## Start RECORDED INFORMATION

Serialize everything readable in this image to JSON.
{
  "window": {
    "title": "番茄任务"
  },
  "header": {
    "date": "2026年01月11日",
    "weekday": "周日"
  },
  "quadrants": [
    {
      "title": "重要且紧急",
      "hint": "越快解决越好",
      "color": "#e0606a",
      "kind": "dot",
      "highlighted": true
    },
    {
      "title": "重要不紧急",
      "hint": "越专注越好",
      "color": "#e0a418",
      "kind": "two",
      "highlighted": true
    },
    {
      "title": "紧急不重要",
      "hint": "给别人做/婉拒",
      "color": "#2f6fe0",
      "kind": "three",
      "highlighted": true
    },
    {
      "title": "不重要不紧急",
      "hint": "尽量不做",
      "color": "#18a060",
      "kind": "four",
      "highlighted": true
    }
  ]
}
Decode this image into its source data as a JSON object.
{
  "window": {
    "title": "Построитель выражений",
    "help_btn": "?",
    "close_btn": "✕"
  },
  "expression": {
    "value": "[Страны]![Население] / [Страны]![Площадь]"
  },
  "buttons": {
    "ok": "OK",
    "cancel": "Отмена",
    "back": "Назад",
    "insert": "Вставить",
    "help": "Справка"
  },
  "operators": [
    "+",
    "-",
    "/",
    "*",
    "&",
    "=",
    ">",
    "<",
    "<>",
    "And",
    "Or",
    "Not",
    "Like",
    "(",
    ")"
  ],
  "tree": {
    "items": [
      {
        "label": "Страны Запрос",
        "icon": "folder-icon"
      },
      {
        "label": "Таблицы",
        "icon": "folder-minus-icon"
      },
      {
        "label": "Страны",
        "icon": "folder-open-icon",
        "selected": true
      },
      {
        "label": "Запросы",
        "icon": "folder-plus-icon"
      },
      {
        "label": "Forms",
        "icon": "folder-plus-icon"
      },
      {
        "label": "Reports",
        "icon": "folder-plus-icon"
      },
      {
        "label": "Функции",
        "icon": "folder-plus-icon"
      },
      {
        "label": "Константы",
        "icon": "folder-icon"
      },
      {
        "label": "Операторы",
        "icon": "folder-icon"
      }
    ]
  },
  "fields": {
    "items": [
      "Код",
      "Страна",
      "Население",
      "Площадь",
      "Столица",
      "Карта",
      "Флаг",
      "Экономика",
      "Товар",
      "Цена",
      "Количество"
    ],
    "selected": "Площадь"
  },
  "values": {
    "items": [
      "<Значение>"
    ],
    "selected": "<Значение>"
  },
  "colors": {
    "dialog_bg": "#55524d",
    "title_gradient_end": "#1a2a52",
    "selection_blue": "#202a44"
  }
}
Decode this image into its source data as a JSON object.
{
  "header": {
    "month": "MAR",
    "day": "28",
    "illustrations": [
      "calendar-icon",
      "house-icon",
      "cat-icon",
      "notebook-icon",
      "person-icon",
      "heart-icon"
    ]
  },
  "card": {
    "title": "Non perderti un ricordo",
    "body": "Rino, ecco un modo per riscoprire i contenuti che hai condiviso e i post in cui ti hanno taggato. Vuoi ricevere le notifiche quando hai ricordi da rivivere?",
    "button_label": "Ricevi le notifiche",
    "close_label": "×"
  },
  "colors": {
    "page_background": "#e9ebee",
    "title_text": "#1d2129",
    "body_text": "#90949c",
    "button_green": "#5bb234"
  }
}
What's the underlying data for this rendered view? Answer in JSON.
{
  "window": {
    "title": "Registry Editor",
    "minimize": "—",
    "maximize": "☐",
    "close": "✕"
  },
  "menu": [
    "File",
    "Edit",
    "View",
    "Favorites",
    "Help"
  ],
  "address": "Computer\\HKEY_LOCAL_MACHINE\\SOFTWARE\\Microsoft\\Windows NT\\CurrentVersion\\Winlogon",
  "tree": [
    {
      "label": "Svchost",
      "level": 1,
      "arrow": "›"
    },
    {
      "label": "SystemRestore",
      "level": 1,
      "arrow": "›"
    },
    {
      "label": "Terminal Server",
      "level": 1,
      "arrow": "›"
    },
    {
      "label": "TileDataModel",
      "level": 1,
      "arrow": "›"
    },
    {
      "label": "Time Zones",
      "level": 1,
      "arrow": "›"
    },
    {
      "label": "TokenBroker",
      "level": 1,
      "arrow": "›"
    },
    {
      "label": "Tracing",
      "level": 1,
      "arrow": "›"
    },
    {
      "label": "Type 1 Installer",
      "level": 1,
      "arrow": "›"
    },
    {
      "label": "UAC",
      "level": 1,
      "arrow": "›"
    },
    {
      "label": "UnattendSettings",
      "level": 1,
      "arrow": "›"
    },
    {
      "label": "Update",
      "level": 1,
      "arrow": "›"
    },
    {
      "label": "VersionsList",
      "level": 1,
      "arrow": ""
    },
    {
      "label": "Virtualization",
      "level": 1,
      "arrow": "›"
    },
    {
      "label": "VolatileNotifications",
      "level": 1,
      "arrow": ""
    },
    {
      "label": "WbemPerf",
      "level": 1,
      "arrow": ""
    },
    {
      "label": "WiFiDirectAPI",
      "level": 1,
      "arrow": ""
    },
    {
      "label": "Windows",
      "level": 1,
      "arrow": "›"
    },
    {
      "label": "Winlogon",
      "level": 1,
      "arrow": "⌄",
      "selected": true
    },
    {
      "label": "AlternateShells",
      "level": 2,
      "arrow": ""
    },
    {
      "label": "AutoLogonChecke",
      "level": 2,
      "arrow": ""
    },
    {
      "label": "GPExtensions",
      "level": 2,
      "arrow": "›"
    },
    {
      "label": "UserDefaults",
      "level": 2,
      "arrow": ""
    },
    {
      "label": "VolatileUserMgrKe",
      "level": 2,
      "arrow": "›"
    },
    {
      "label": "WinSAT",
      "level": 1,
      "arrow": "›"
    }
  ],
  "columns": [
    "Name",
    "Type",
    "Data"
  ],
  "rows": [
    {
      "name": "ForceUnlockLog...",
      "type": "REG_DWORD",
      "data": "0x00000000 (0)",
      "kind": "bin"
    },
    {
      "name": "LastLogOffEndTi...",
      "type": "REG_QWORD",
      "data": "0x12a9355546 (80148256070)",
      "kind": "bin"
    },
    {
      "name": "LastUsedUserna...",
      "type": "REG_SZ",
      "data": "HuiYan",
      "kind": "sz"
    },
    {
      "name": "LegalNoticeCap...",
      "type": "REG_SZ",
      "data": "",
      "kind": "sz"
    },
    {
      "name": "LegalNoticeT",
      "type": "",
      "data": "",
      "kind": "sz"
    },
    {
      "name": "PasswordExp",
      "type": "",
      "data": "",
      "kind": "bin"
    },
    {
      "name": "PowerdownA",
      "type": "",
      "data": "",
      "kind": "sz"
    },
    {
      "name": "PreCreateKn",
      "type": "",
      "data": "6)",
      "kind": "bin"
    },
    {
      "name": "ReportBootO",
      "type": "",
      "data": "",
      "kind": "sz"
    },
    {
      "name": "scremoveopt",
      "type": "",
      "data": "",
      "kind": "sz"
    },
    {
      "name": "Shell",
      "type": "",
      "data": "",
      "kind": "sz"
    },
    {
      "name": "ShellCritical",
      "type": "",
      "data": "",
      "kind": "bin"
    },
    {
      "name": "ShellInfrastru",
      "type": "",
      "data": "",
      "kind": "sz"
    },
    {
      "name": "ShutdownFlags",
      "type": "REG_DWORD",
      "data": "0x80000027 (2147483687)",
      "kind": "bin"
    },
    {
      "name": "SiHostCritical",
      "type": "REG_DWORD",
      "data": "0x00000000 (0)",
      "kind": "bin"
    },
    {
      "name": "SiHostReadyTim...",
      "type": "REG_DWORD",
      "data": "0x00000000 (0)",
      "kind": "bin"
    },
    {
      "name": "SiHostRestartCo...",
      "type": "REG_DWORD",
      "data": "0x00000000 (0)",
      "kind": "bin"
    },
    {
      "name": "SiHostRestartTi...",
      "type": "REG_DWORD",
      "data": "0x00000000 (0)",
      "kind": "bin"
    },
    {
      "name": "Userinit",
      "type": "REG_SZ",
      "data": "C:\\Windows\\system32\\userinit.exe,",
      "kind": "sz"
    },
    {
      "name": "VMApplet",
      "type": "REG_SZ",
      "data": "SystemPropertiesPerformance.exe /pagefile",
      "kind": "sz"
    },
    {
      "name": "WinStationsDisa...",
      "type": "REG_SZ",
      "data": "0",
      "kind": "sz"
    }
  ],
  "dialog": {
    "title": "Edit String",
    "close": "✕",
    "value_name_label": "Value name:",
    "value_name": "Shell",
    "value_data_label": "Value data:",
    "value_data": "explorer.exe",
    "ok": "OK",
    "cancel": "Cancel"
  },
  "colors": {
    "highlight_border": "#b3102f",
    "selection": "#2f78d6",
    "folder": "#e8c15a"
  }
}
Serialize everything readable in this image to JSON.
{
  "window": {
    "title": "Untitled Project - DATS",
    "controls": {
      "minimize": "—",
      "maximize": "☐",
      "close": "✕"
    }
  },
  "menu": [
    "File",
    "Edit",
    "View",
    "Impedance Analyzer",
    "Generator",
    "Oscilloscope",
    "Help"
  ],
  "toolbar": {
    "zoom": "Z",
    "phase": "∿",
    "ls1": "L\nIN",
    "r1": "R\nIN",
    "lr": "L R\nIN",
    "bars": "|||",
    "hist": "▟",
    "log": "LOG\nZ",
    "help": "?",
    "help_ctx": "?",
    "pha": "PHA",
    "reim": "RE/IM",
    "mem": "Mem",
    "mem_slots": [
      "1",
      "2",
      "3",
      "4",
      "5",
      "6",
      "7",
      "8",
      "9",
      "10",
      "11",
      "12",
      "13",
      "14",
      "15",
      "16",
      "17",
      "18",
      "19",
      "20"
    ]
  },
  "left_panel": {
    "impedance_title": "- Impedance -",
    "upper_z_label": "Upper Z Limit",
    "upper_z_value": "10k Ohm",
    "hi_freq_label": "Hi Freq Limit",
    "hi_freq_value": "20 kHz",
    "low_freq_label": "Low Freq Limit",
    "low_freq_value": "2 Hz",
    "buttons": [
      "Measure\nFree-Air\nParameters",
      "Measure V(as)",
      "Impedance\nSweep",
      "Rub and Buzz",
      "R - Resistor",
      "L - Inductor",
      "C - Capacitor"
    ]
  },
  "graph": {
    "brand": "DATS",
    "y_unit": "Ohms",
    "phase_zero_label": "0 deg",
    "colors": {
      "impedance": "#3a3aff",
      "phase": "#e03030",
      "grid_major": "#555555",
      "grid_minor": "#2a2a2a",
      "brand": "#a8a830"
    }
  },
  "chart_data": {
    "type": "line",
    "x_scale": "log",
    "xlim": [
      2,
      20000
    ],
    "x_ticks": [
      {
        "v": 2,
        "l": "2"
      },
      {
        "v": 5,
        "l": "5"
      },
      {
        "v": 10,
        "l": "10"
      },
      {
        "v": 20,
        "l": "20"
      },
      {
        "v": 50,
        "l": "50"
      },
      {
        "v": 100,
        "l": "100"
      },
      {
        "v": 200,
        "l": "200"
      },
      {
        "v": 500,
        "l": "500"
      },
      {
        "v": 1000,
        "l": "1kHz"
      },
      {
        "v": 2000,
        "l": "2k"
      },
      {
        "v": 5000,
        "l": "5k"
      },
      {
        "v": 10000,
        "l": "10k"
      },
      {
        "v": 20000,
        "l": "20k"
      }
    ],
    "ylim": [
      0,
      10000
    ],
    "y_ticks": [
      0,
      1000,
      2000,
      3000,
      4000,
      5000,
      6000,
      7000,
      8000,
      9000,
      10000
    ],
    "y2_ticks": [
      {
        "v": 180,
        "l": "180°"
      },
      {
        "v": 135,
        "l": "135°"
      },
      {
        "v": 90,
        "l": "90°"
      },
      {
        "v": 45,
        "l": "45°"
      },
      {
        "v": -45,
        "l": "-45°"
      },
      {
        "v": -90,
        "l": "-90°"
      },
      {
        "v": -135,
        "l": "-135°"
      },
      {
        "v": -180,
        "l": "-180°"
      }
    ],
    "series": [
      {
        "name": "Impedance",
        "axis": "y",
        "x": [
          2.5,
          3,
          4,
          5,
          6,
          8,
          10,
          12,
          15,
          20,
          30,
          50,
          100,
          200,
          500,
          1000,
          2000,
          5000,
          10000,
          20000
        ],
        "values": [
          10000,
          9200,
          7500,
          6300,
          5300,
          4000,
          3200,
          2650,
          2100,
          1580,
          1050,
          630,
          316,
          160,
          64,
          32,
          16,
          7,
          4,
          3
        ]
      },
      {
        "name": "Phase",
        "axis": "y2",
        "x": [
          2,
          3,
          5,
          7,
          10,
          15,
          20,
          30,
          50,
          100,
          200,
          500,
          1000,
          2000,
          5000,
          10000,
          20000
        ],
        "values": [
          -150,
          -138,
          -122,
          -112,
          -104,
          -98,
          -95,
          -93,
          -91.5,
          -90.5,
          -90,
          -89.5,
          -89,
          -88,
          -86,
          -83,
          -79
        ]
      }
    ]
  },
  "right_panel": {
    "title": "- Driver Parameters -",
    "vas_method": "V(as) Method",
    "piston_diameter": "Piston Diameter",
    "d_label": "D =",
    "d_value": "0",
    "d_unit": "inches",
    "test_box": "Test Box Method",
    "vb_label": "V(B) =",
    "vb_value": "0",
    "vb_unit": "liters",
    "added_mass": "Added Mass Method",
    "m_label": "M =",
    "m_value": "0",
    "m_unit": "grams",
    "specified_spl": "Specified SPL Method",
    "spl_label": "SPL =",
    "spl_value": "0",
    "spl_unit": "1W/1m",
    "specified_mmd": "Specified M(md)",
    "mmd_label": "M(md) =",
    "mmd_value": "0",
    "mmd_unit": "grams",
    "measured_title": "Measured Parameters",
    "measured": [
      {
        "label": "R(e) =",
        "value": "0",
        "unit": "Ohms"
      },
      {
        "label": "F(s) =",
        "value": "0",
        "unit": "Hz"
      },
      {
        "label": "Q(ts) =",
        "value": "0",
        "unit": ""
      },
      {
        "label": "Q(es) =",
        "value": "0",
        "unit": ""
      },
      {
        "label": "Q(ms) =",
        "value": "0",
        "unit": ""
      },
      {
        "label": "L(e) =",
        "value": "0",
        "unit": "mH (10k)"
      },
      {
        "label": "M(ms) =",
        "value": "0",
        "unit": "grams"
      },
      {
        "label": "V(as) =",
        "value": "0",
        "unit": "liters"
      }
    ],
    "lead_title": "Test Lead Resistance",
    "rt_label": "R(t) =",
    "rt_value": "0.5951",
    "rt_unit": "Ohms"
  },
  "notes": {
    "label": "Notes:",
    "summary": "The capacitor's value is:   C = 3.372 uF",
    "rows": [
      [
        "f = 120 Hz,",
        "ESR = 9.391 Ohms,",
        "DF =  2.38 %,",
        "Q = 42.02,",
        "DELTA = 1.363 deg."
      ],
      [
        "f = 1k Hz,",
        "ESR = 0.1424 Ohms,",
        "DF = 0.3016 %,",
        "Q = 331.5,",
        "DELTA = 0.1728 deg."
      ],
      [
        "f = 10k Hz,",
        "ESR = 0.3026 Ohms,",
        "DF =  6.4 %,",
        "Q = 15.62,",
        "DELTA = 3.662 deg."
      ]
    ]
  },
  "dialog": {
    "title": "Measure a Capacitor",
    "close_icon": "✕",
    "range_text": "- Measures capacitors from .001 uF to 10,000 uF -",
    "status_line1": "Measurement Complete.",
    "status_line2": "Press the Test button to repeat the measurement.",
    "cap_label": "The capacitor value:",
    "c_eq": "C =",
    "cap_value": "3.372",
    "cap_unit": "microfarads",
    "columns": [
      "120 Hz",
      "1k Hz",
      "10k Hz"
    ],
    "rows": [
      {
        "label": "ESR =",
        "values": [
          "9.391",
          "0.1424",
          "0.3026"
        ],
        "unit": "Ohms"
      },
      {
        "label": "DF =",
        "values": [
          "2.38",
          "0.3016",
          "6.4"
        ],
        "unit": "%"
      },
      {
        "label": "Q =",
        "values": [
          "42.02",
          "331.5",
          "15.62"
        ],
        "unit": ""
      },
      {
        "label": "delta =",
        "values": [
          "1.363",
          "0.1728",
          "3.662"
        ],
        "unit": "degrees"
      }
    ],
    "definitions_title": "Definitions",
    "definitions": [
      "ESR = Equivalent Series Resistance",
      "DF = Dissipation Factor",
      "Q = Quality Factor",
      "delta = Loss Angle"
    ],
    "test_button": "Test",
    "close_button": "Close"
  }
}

## End RECORDED INFORMATION

INSTRUCTIONS FOR THE TASK
Report each line in the preceding entries that holds the string "Resistance".

WRITTEN ANSWER
    "lead_title": "Test Lead Resistance",
      "ESR = Equivalent Series Resistance",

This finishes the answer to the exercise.